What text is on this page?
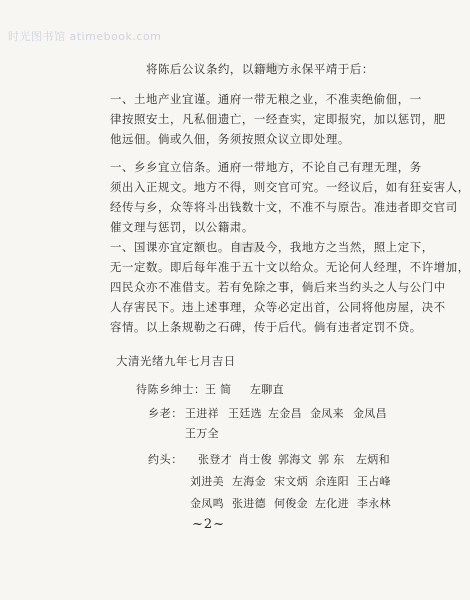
时光图书馆 atimebook.com
将陈后公议条约，以籍地方永保平靖于后：
一、土地产业宜谨。通府一带无粮之业，不准卖绝偷佃，一
律按照安土，凡私佃遗亡，一经查实，定即报究，加以惩罚，肥
他远佃。倘或久佃，务须按照众议立即处理。
一、乡乡宜立信条。通府一带地方，不论自己有理无理，务
须出入正规文。地方不得，则交官可究。一经议后，如有狂妄害人，
经传与乡，众等将斗出钱数十文，不准不与原告。准违者即交官司
催文理与惩罚，以公籍肃。
一、国课亦宜定额也。自古及今，我地方之当然，照上定下，
无一定数。即后每年准于五十文以给众。无论何人经理，不许增加，
四民众亦不准借支。若有免除之事，倘后来当约头之人与公门中
人存害民下。违上述事理，众等必定出首，公同将他房屋，决不
容情。以上条规勒之石碑，传于后代。倘有违者定罚不贷。
大清光绪九年七月吉日
待陈乡绅士： 王 简 左聊直
乡老： 王进祥 王廷选 左金昌 金凤来 金凤昌
王万全
约头： 张登才 肖士俊 郭海文 郭 东 左炳和
刘进美 左海金 宋文炳 余连阳 王占峰
金凤鸣 张进德 何俊金 左化进 李永林
~2~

▶ [Exercise objective]: In your copy, leave out the pictures and reproduce the material above exactly.

▶ [Result of this task]:
What text is on this page?
时光图书馆 atimebook.com
将陈后公议条约，以籍地方永保平靖于后：
一、土地产业宜谨。通府一带无粮之业，不准卖绝偷佃，一
律按照安土，凡私佃遗亡，一经查实，定即报究，加以惩罚，肥
他远佃。倘或久佃，务须按照众议立即处理。
一、乡乡宜立信条。通府一带地方，不论自己有理无理，务
须出入正规文。地方不得，则交官可究。一经议后，如有狂妄害人，
经传与乡，众等将斗出钱数十文，不准不与原告。准违者即交官司
催文理与惩罚，以公籍肃。
一、国课亦宜定额也。自古及今，我地方之当然，照上定下，
无一定数。即后每年准于五十文以给众。无论何人经理，不许增加，
四民众亦不准借支。若有免除之事，倘后来当约头之人与公门中
人存害民下。违上述事理，众等必定出首，公同将他房屋，决不
容情。以上条规勒之石碑，传于后代。倘有违者定罚不贷。
大清光绪九年七月吉日
待陈乡绅士： 王 简 左聊直
乡老： 王进祥 王廷选 左金昌 金凤来 金凤昌
王万全
约头： 张登才 肖士俊 郭海文 郭 东 左炳和
刘进美 左海金 宋文炳 余连阳 王占峰
金凤鸣 张进德 何俊金 左化进 李永林
~2~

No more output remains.